Copy each line holding the string "frogt".
____ Dataset extract
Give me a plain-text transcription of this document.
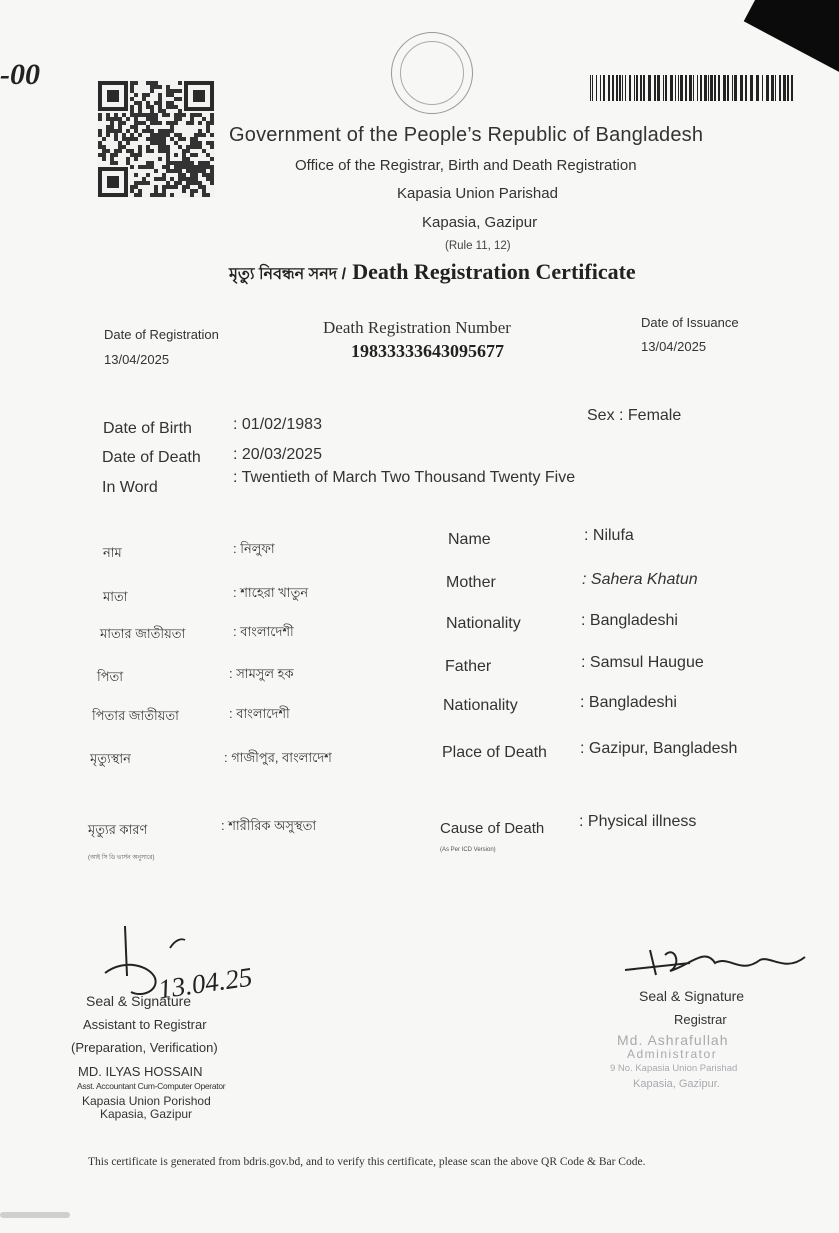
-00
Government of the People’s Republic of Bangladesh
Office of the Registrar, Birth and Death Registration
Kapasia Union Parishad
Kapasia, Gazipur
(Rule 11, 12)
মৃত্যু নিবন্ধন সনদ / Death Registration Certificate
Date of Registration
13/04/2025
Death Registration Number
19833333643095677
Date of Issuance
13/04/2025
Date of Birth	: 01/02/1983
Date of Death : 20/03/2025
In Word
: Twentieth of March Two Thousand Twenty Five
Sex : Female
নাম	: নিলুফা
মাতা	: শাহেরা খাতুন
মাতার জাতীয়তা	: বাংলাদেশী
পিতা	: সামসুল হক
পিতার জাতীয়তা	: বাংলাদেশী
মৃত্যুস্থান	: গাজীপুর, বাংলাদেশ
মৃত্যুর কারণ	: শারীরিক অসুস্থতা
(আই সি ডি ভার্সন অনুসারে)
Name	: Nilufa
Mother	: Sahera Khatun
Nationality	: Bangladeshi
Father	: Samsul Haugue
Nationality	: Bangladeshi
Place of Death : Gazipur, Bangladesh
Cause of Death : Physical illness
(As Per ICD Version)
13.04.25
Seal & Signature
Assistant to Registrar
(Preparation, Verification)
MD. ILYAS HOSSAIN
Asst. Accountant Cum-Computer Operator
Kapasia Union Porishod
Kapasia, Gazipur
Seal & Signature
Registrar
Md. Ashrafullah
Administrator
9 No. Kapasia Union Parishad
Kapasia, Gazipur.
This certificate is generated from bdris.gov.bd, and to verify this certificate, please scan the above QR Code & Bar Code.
________
____ Dataset extract
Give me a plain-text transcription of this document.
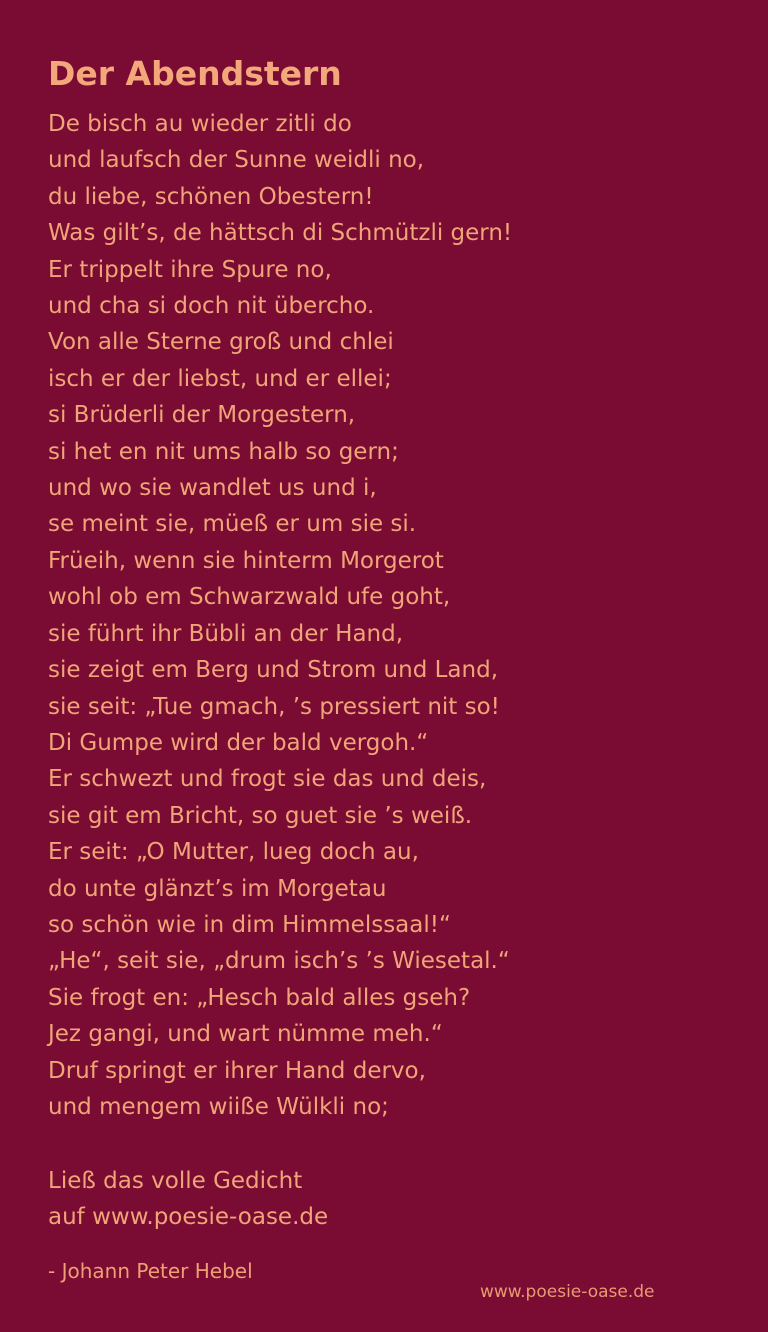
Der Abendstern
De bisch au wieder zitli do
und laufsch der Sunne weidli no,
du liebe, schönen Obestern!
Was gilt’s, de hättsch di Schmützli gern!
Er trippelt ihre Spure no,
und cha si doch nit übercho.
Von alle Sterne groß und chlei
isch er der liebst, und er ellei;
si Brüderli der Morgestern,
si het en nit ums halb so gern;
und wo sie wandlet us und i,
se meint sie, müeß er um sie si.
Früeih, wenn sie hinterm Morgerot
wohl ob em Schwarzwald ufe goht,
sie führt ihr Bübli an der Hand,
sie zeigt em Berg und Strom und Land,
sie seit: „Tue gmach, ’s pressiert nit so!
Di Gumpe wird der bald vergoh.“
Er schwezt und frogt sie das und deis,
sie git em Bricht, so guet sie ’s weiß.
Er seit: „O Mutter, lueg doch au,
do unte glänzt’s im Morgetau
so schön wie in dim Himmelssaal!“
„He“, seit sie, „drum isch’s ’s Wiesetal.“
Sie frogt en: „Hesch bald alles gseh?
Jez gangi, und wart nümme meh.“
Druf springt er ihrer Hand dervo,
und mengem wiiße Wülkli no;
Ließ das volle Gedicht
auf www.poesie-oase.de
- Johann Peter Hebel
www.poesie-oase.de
________
» Result for this task
Er schwezt und frogt sie das und deis,
Sie frogt en: „Hesch bald alles gseh?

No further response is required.